SUPPLIED MATERIAL
»»

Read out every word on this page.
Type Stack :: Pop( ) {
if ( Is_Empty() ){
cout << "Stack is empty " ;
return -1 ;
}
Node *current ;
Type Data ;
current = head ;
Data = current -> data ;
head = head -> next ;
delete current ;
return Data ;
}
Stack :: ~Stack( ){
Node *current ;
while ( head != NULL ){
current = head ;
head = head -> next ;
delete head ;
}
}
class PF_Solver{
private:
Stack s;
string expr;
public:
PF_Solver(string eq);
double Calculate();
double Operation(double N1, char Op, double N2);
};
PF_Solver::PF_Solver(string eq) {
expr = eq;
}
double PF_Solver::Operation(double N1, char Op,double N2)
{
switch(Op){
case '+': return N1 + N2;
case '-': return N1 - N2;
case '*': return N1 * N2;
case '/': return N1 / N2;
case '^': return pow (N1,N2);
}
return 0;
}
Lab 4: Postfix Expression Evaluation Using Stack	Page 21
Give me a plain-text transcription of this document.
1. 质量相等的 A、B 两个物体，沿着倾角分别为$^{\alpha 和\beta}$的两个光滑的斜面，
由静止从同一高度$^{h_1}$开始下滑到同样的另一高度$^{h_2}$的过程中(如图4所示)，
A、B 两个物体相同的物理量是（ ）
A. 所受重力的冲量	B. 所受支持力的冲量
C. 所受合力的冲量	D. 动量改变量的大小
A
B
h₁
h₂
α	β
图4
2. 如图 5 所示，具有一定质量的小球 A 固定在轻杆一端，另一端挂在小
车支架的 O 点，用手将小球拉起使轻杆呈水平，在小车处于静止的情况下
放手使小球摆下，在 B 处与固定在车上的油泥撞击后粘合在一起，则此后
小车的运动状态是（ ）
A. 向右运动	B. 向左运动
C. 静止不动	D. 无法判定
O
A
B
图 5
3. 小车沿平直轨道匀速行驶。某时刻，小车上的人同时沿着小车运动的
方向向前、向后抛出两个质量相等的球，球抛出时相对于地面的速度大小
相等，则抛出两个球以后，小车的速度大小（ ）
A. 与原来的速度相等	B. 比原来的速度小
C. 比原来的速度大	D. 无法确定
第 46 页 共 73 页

««

DO THIS
All of the lines above need to be given again exactly.

SOLVED EXERCISE
Read out every word on this page.
Type Stack :: Pop( ) {
if ( Is_Empty() ){
cout << "Stack is empty " ;
return -1 ;
}
Node *current ;
Type Data ;
current = head ;
Data = current -> data ;
head = head -> next ;
delete current ;
return Data ;
}
Stack :: ~Stack( ){
Node *current ;
while ( head != NULL ){
current = head ;
head = head -> next ;
delete head ;
}
}
class PF_Solver{
private:
Stack s;
string expr;
public:
PF_Solver(string eq);
double Calculate();
double Operation(double N1, char Op, double N2);
};
PF_Solver::PF_Solver(string eq) {
expr = eq;
}
double PF_Solver::Operation(double N1, char Op,double N2)
{
switch(Op){
case '+': return N1 + N2;
case '-': return N1 - N2;
case '*': return N1 * N2;
case '/': return N1 / N2;
case '^': return pow (N1,N2);
}
return 0;
}
Lab 4: Postfix Expression Evaluation Using Stack	Page 21
Give me a plain-text transcription of this document.
1. 质量相等的 A、B 两个物体，沿着倾角分别为$^{\alpha 和\beta}$的两个光滑的斜面，
由静止从同一高度$^{h_1}$开始下滑到同样的另一高度$^{h_2}$的过程中(如图4所示)，
A、B 两个物体相同的物理量是（ ）
A. 所受重力的冲量	B. 所受支持力的冲量
C. 所受合力的冲量	D. 动量改变量的大小
A
B
h₁
h₂
α	β
图4
2. 如图 5 所示，具有一定质量的小球 A 固定在轻杆一端，另一端挂在小
车支架的 O 点，用手将小球拉起使轻杆呈水平，在小车处于静止的情况下
放手使小球摆下，在 B 处与固定在车上的油泥撞击后粘合在一起，则此后
小车的运动状态是（ ）
A. 向右运动	B. 向左运动
C. 静止不动	D. 无法判定
O
A
B
图 5
3. 小车沿平直轨道匀速行驶。某时刻，小车上的人同时沿着小车运动的
方向向前、向后抛出两个质量相等的球，球抛出时相对于地面的速度大小
相等，则抛出两个球以后，小车的速度大小（ ）
A. 与原来的速度相等	B. 比原来的速度小
C. 比原来的速度大	D. 无法确定
第 46 页 共 73 页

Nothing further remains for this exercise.